Goal: Lines containing the string "spoofed" are to be collected in full.

(Records)
+ + + + +
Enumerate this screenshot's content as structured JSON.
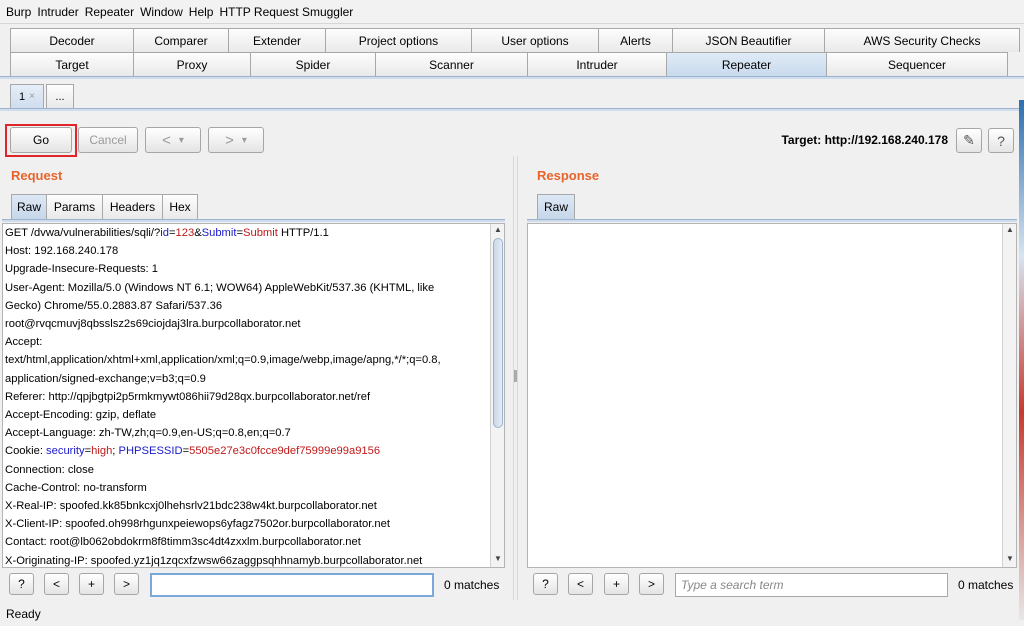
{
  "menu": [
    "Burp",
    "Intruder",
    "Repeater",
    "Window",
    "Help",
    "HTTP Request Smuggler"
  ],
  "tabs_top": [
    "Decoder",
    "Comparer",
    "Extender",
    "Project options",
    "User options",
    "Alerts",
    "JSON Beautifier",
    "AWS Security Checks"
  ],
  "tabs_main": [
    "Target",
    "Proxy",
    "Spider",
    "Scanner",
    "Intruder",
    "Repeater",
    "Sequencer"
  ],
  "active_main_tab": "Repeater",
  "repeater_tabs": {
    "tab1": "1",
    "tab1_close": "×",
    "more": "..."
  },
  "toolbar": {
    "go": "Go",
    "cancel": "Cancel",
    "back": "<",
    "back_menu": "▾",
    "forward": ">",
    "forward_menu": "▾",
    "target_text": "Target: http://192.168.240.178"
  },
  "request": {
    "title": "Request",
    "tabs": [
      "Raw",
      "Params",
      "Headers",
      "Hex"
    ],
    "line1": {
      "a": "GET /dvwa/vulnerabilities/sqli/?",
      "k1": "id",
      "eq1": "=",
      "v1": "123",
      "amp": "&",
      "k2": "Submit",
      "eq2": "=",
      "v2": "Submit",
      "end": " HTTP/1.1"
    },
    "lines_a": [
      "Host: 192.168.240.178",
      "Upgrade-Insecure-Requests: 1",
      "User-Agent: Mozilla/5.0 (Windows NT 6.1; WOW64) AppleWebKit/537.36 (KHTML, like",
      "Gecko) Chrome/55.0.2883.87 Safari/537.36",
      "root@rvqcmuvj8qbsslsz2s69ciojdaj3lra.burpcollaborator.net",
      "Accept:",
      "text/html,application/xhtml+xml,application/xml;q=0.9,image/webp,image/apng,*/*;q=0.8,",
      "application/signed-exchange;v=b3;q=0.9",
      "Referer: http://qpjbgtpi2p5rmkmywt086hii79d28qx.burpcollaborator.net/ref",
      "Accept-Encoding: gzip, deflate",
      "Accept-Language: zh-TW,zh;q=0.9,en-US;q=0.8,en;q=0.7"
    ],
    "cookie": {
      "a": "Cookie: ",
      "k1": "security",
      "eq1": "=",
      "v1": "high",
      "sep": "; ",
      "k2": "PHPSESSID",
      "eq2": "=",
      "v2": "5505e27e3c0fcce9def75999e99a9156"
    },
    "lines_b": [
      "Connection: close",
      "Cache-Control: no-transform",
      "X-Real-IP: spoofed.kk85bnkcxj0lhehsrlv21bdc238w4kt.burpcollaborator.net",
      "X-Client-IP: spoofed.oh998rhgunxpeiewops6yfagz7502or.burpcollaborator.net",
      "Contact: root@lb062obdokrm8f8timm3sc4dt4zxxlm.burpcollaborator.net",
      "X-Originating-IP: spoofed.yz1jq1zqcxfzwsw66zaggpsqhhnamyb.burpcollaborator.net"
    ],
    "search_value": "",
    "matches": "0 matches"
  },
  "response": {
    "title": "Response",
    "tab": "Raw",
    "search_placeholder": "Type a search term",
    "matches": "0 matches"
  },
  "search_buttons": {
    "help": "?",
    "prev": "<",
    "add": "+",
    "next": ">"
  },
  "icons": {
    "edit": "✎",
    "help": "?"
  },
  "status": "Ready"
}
+ + + + +
Output of the exercise:
      "X-Real-IP: spoofed.kk85bnkcxj0lhehsrlv21bdc238w4kt.burpcollaborator.net",
      "X-Client-IP: spoofed.oh998rhgunxpeiewops6yfagz7502or.burpcollaborator.net",
      "X-Originating-IP: spoofed.yz1jq1zqcxfzwsw66zaggpsqhhnamyb.burpcollaborator.net"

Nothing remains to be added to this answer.